§ YOUR OBJECTIVE
Copy each line that contains the word "JSON".

--------------------------------------------------

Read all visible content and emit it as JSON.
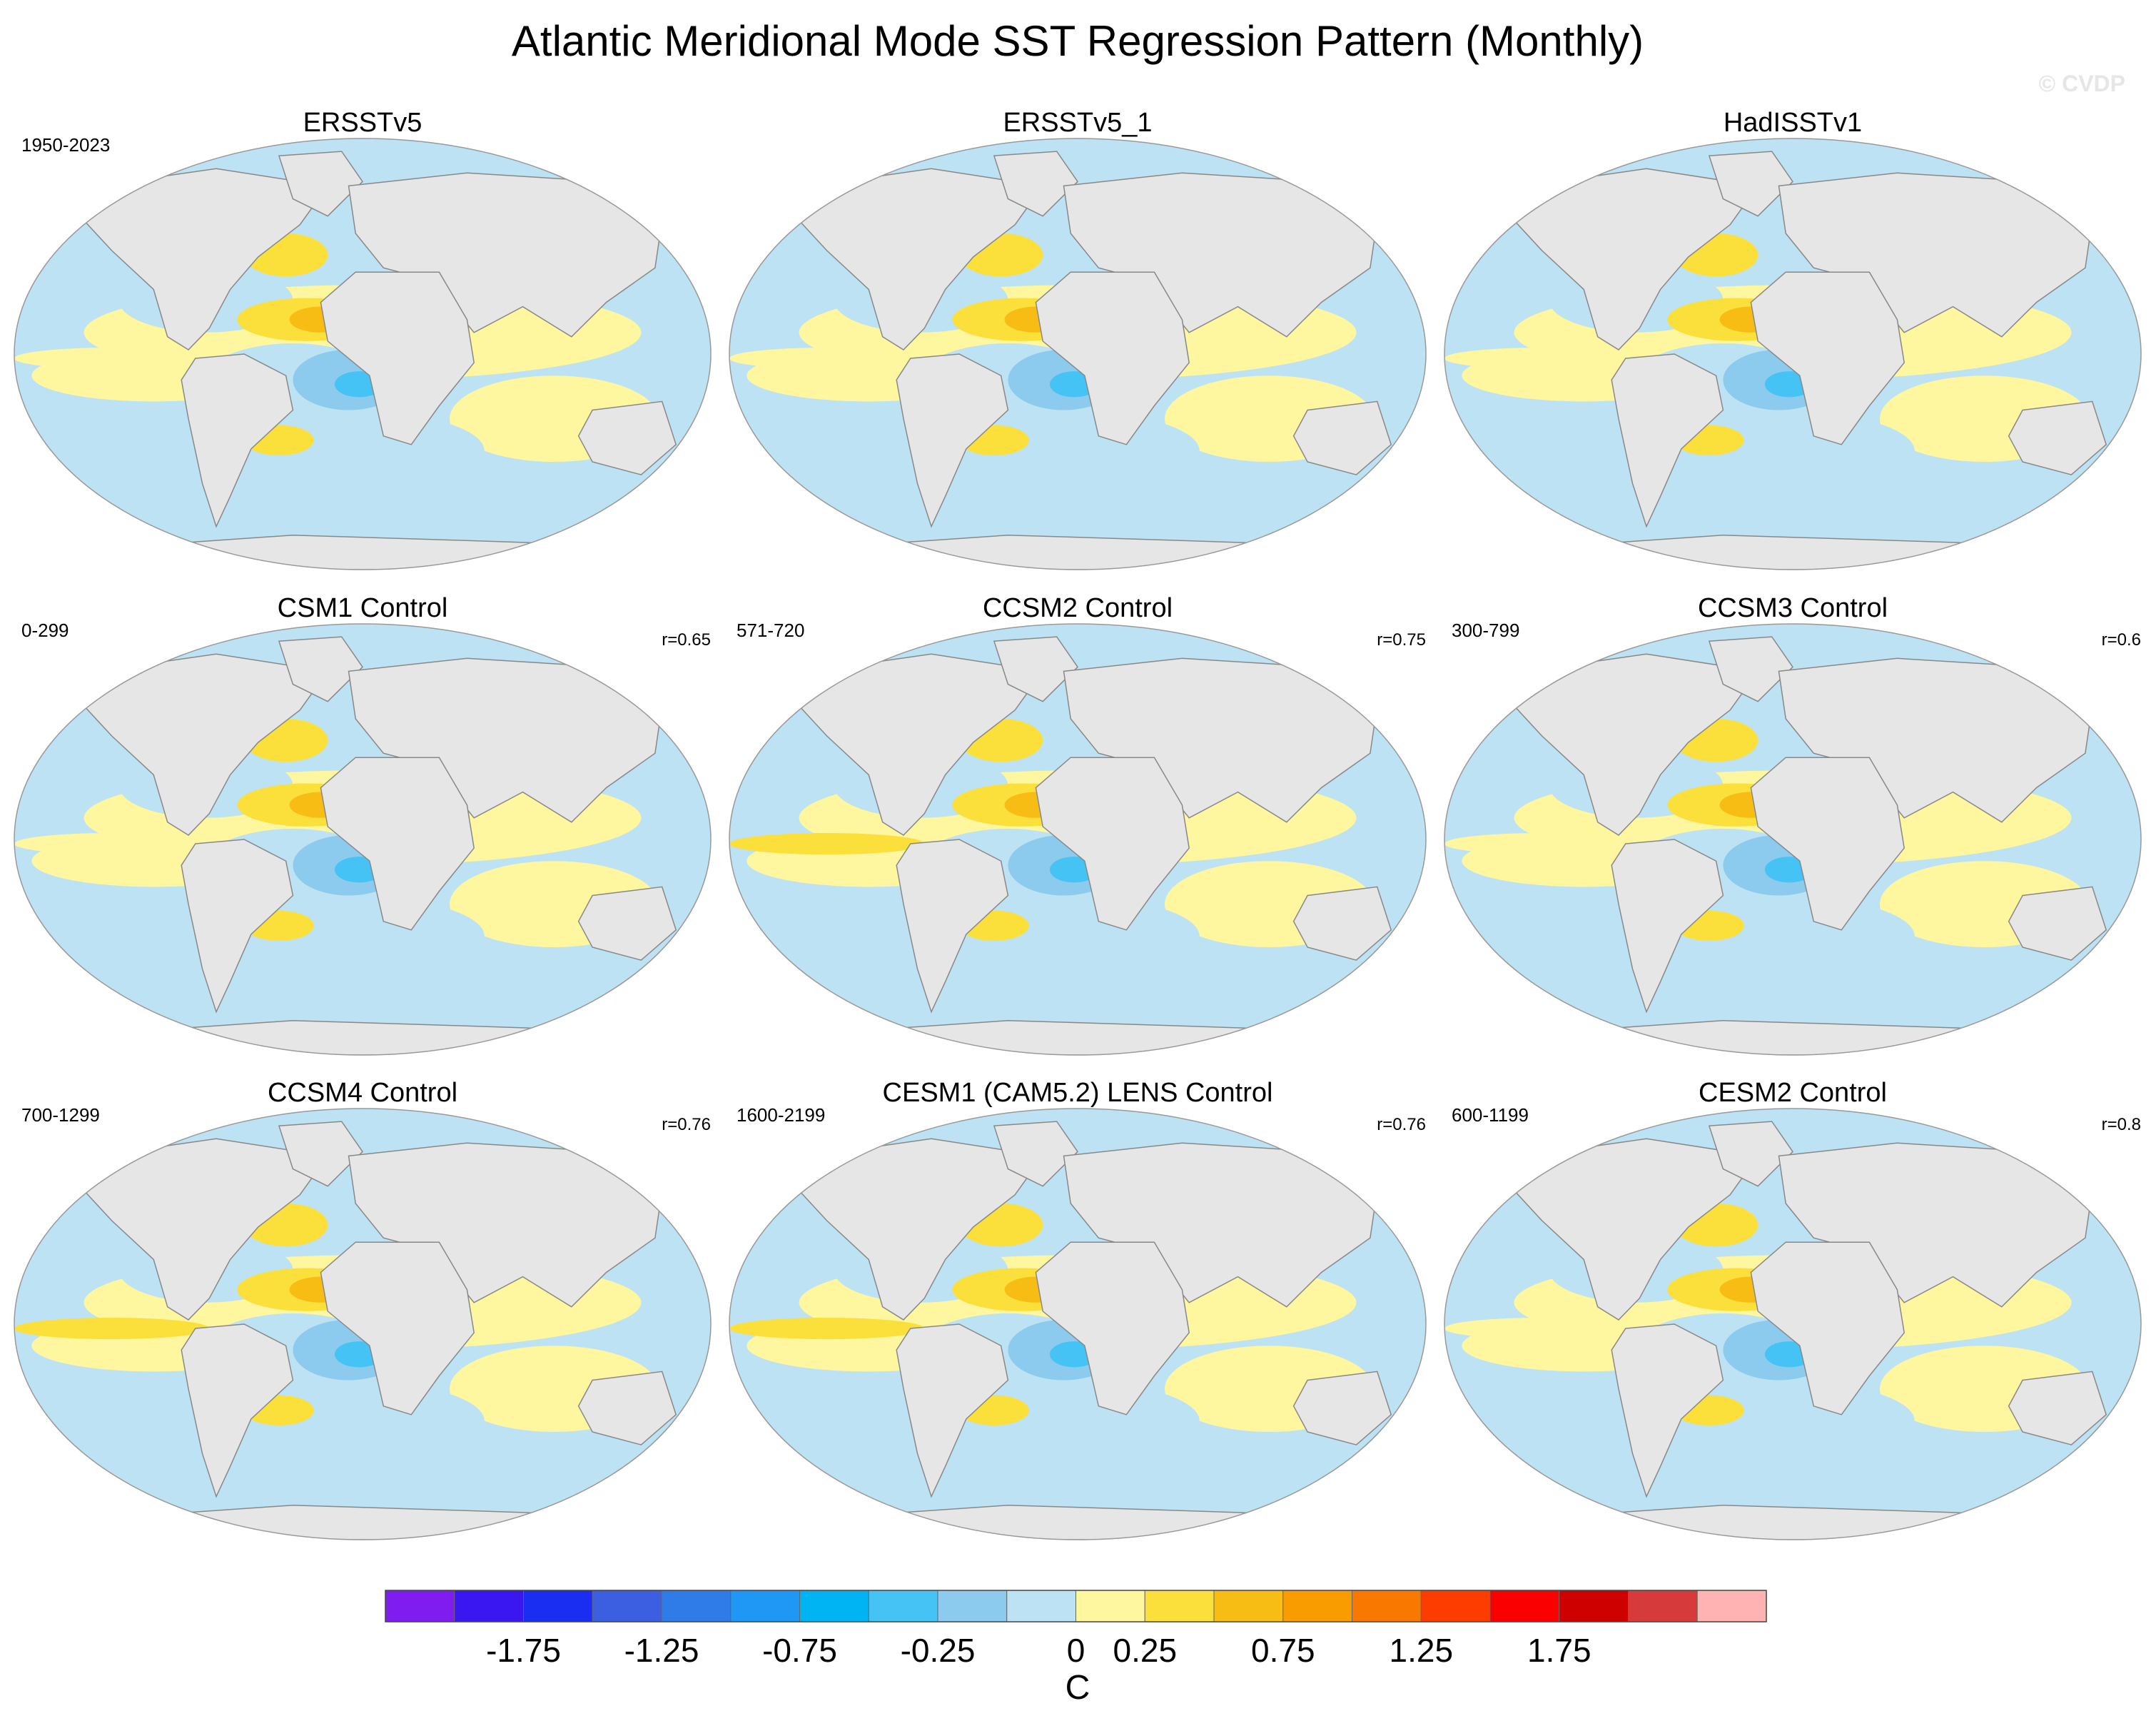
{
  "page": {
    "title": "Atlantic Meridional Mode SST Regression Pattern (Monthly)",
    "watermark": "© CVDP"
  },
  "colors": {
    "ocean_neutral_pos": "#fff6a0",
    "ocean_neutral_neg": "#bde2f3",
    "land": "#e6e6e6",
    "coast": "#888888"
  },
  "chart_data": {
    "type": "heatmap",
    "panels": [
      {
        "title": "ERSSTv5",
        "period": "1950-2023",
        "r": ""
      },
      {
        "title": "ERSSTv5_1",
        "period": "",
        "r": ""
      },
      {
        "title": "HadISSTv1",
        "period": "",
        "r": ""
      },
      {
        "title": "CSM1 Control",
        "period": "0-299",
        "r": "r=0.65"
      },
      {
        "title": "CCSM2 Control",
        "period": "571-720",
        "r": "r=0.75"
      },
      {
        "title": "CCSM3 Control",
        "period": "300-799",
        "r": "r=0.6"
      },
      {
        "title": "CCSM4 Control",
        "period": "700-1299",
        "r": "r=0.76"
      },
      {
        "title": "CESM1 (CAM5.2) LENS Control",
        "period": "1600-2199",
        "r": "r=0.76"
      },
      {
        "title": "CESM2 Control",
        "period": "600-1199",
        "r": "r=0.8"
      }
    ],
    "colorbar": {
      "label": "C",
      "tick_labels": [
        "-1.75",
        "-1.25",
        "-0.75",
        "-0.25",
        "0",
        "0.25",
        "0.75",
        "1.25",
        "1.75"
      ],
      "bins": [
        {
          "color": "#7f1cf0"
        },
        {
          "color": "#3a16f0"
        },
        {
          "color": "#1a2ef2"
        },
        {
          "color": "#3b5fe0"
        },
        {
          "color": "#2f7be8"
        },
        {
          "color": "#1f97f4"
        },
        {
          "color": "#00b4f4"
        },
        {
          "color": "#45c3f4"
        },
        {
          "color": "#8ccbee"
        },
        {
          "color": "#bde2f3"
        },
        {
          "color": "#fff6a0"
        },
        {
          "color": "#fbe03c"
        },
        {
          "color": "#f8bd14"
        },
        {
          "color": "#f89c00"
        },
        {
          "color": "#f97800"
        },
        {
          "color": "#fd3c00"
        },
        {
          "color": "#fa0000"
        },
        {
          "color": "#cf0000"
        },
        {
          "color": "#d63a3a"
        },
        {
          "color": "#ffb3b3"
        }
      ]
    }
  }
}
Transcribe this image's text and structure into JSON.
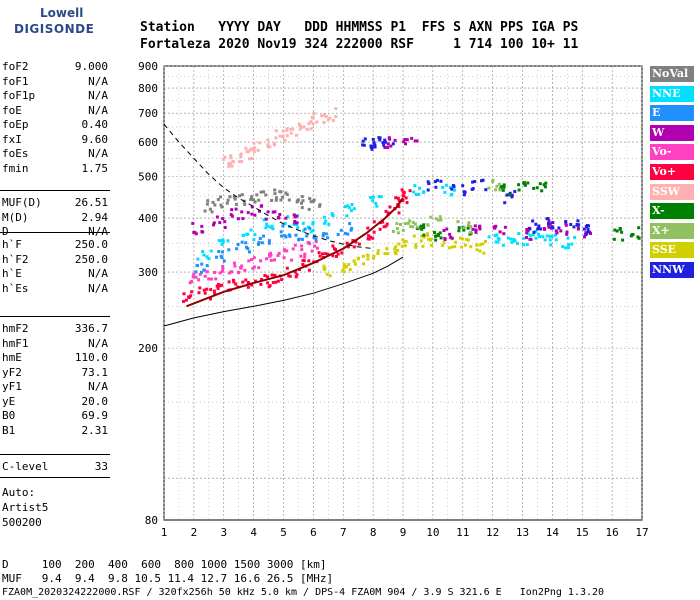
{
  "logo": {
    "line1": "Lowell",
    "line2": "DIGISONDE"
  },
  "header": {
    "line1": "Station   YYYY DAY   DDD HHMMSS P1  FFS S AXN PPS IGA PS",
    "line2": "Fortaleza 2020 Nov19 324 222000 RSF     1 714 100 10+ 11"
  },
  "params_group1": [
    {
      "name": "foF2",
      "value": "9.000"
    },
    {
      "name": "foF1",
      "value": "N/A"
    },
    {
      "name": "foF1p",
      "value": "N/A"
    },
    {
      "name": "foE",
      "value": "N/A"
    },
    {
      "name": "foEp",
      "value": "0.40"
    },
    {
      "name": "fxI",
      "value": "9.60"
    },
    {
      "name": "foEs",
      "value": "N/A"
    },
    {
      "name": "fmin",
      "value": "1.75"
    }
  ],
  "params_group2": [
    {
      "name": "MUF(D)",
      "value": "26.51"
    },
    {
      "name": "M(D)",
      "value": "2.94"
    },
    {
      "name": "D",
      "value": "N/A"
    }
  ],
  "params_group3": [
    {
      "name": "h`F",
      "value": "250.0"
    },
    {
      "name": "h`F2",
      "value": "250.0"
    },
    {
      "name": "h`E",
      "value": "N/A"
    },
    {
      "name": "h`Es",
      "value": "N/A"
    }
  ],
  "params_group4": [
    {
      "name": "hmF2",
      "value": "336.7"
    },
    {
      "name": "hmF1",
      "value": "N/A"
    },
    {
      "name": "hmE",
      "value": "110.0"
    },
    {
      "name": "yF2",
      "value": "73.1"
    },
    {
      "name": "yF1",
      "value": "N/A"
    },
    {
      "name": "yE",
      "value": "20.0"
    },
    {
      "name": "B0",
      "value": "69.9"
    },
    {
      "name": "B1",
      "value": "2.31"
    }
  ],
  "params_group5": [
    {
      "name": "C-level",
      "value": "33"
    }
  ],
  "auto": {
    "line1": "Auto:",
    "line2": "Artist5",
    "line3": "500200"
  },
  "footer": {
    "d_row": "D     100  200  400  600  800 1000 1500 3000 [km]",
    "muf_row": "MUF   9.4  9.4  9.8 10.5 11.4 12.7 16.6 26.5 [MHz]",
    "file_row": "FZA0M_2020324222000.RSF / 320fx256h 50 kHz 5.0 km / DPS-4 FZA0M 904 / 3.9 S 321.6 E   Ion2Png 1.3.20"
  },
  "legend": [
    {
      "label": "NoVal",
      "color": "#808080",
      "text_color": "#ffffff"
    },
    {
      "label": "NNE",
      "color": "#00e0ff",
      "text_color": "#ffffff"
    },
    {
      "label": "E",
      "color": "#2090ff",
      "text_color": "#ffffff"
    },
    {
      "label": "W",
      "color": "#b000b0",
      "text_color": "#ffffff"
    },
    {
      "label": "Vo-",
      "color": "#ff40c0",
      "text_color": "#ffffff"
    },
    {
      "label": "Vo+",
      "color": "#ff0040",
      "text_color": "#ffffff"
    },
    {
      "label": "SSW",
      "color": "#ffb0b0",
      "text_color": "#ffffff"
    },
    {
      "label": "X-",
      "color": "#008000",
      "text_color": "#ffffff"
    },
    {
      "label": "X+",
      "color": "#90c060",
      "text_color": "#ffffff"
    },
    {
      "label": "SSE",
      "color": "#d0d000",
      "text_color": "#ffffff"
    },
    {
      "label": "NNW",
      "color": "#2020e0",
      "text_color": "#ffffff"
    }
  ],
  "chart_data": {
    "type": "scatter",
    "title": "",
    "xlabel": "",
    "ylabel": "",
    "xlim": [
      1,
      17
    ],
    "ylim": [
      80,
      900
    ],
    "y_scale": "log",
    "x_ticks": [
      1,
      2,
      3,
      4,
      5,
      6,
      7,
      8,
      9,
      10,
      11,
      12,
      13,
      14,
      15,
      16,
      17
    ],
    "y_ticks": [
      80,
      200,
      300,
      400,
      500,
      600,
      700,
      800,
      900
    ],
    "grid": true,
    "legend_position": "right",
    "traces": [
      {
        "name": "Vo+",
        "color": "#ff0040",
        "points": [
          [
            1.8,
            265
          ],
          [
            2.3,
            270
          ],
          [
            2.8,
            278
          ],
          [
            3.3,
            282
          ],
          [
            3.8,
            285
          ],
          [
            4.3,
            288
          ],
          [
            4.8,
            295
          ],
          [
            5.3,
            302
          ],
          [
            5.8,
            312
          ],
          [
            6.3,
            325
          ],
          [
            6.8,
            338
          ],
          [
            7.3,
            355
          ],
          [
            7.8,
            372
          ],
          [
            8.2,
            392
          ],
          [
            8.6,
            415
          ],
          [
            8.9,
            440
          ],
          [
            9.0,
            455
          ]
        ]
      },
      {
        "name": "Vo-",
        "color": "#ff40c0",
        "points": [
          [
            2.0,
            290
          ],
          [
            2.5,
            300
          ],
          [
            3.0,
            305
          ],
          [
            3.5,
            310
          ],
          [
            4.0,
            318
          ],
          [
            4.5,
            325
          ],
          [
            5.0,
            330
          ],
          [
            5.5,
            338
          ],
          [
            6.0,
            348
          ]
        ]
      },
      {
        "name": "SSE",
        "color": "#d0d000",
        "points": [
          [
            6.5,
            305
          ],
          [
            7.0,
            310
          ],
          [
            7.5,
            320
          ],
          [
            8.0,
            330
          ],
          [
            8.5,
            340
          ],
          [
            9.0,
            350
          ],
          [
            9.5,
            355
          ],
          [
            10.0,
            360
          ],
          [
            10.5,
            350
          ],
          [
            11.0,
            355
          ],
          [
            11.5,
            345
          ]
        ]
      },
      {
        "name": "NNE",
        "color": "#00e0ff",
        "points": [
          [
            2.3,
            330
          ],
          [
            3.0,
            350
          ],
          [
            3.8,
            370
          ],
          [
            4.5,
            390
          ],
          [
            5.2,
            395
          ],
          [
            5.8,
            385
          ],
          [
            6.5,
            400
          ],
          [
            7.2,
            420
          ],
          [
            8.0,
            440
          ],
          [
            9.5,
            470
          ],
          [
            10.5,
            470
          ],
          [
            12.0,
            360
          ],
          [
            12.5,
            355
          ],
          [
            13.0,
            360
          ],
          [
            13.5,
            365
          ],
          [
            14.0,
            360
          ],
          [
            14.5,
            355
          ]
        ]
      },
      {
        "name": "E",
        "color": "#2090ff",
        "points": [
          [
            2.2,
            310
          ],
          [
            2.9,
            330
          ],
          [
            3.6,
            345
          ],
          [
            4.3,
            360
          ],
          [
            5.0,
            375
          ],
          [
            5.6,
            370
          ],
          [
            6.2,
            360
          ],
          [
            7.0,
            380
          ]
        ]
      },
      {
        "name": "W",
        "color": "#b000b0",
        "points": [
          [
            2.1,
            380
          ],
          [
            2.8,
            395
          ],
          [
            3.4,
            410
          ],
          [
            4.0,
            420
          ],
          [
            4.6,
            410
          ],
          [
            5.2,
            400
          ],
          [
            8.5,
            600
          ],
          [
            9.2,
            600
          ],
          [
            10.5,
            370
          ],
          [
            11.3,
            380
          ],
          [
            12.2,
            375
          ],
          [
            13.1,
            370
          ],
          [
            13.7,
            385
          ],
          [
            14.3,
            380
          ],
          [
            15.0,
            375
          ]
        ]
      },
      {
        "name": "NNW",
        "color": "#2020e0",
        "points": [
          [
            7.8,
            600
          ],
          [
            8.1,
            605
          ],
          [
            8.4,
            600
          ],
          [
            10.0,
            480
          ],
          [
            10.8,
            470
          ],
          [
            11.5,
            480
          ],
          [
            12.5,
            450
          ],
          [
            13.4,
            385
          ],
          [
            14.0,
            390
          ],
          [
            14.6,
            385
          ],
          [
            15.2,
            380
          ]
        ]
      },
      {
        "name": "X-",
        "color": "#008000",
        "points": [
          [
            9.5,
            380
          ],
          [
            10.2,
            370
          ],
          [
            11.0,
            375
          ],
          [
            12.3,
            470
          ],
          [
            13.0,
            480
          ],
          [
            13.5,
            475
          ],
          [
            16.2,
            370
          ],
          [
            16.8,
            372
          ]
        ]
      },
      {
        "name": "X+",
        "color": "#90c060",
        "points": [
          [
            8.8,
            380
          ],
          [
            9.3,
            385
          ],
          [
            10.0,
            395
          ],
          [
            11.0,
            385
          ],
          [
            12.0,
            480
          ]
        ]
      },
      {
        "name": "SSW",
        "color": "#ffb0b0",
        "points": [
          [
            3.1,
            540
          ],
          [
            3.4,
            555
          ],
          [
            3.7,
            570
          ],
          [
            4.1,
            585
          ],
          [
            4.5,
            600
          ],
          [
            4.9,
            625
          ],
          [
            5.3,
            645
          ],
          [
            5.7,
            665
          ],
          [
            6.1,
            685
          ],
          [
            6.5,
            700
          ]
        ]
      },
      {
        "name": "NoVal",
        "color": "#808080",
        "points": [
          [
            2.5,
            430
          ],
          [
            3.0,
            440
          ],
          [
            3.5,
            445
          ],
          [
            4.0,
            450
          ],
          [
            4.5,
            455
          ],
          [
            5.0,
            450
          ],
          [
            5.5,
            440
          ],
          [
            6.0,
            435
          ]
        ]
      }
    ],
    "profile_curve": [
      [
        1.75,
        250
      ],
      [
        3.0,
        270
      ],
      [
        4.0,
        283
      ],
      [
        5.0,
        295
      ],
      [
        6.0,
        315
      ],
      [
        7.0,
        340
      ],
      [
        7.8,
        370
      ],
      [
        8.4,
        400
      ],
      [
        8.8,
        425
      ],
      [
        9.0,
        445
      ]
    ],
    "muf_dashed_curve": [
      [
        1.0,
        660
      ],
      [
        1.5,
        600
      ],
      [
        2.0,
        550
      ],
      [
        2.5,
        505
      ],
      [
        3.0,
        470
      ],
      [
        3.5,
        445
      ],
      [
        4.0,
        425
      ],
      [
        4.5,
        405
      ],
      [
        5.0,
        388
      ],
      [
        5.5,
        375
      ],
      [
        6.0,
        364
      ],
      [
        6.5,
        355
      ],
      [
        7.0,
        348
      ],
      [
        7.5,
        343
      ],
      [
        8.0,
        340
      ]
    ],
    "lower_curve": [
      [
        1.0,
        225
      ],
      [
        2.0,
        235
      ],
      [
        3.0,
        243
      ],
      [
        4.0,
        250
      ],
      [
        5.0,
        258
      ],
      [
        6.0,
        268
      ],
      [
        7.0,
        282
      ],
      [
        8.0,
        298
      ],
      [
        8.5,
        310
      ],
      [
        9.0,
        325
      ]
    ]
  }
}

--------------------------------------------------

§ RESULT BELOW
Read all visible content and emit it as JSON.
Transcribe this image's text and structure into JSON.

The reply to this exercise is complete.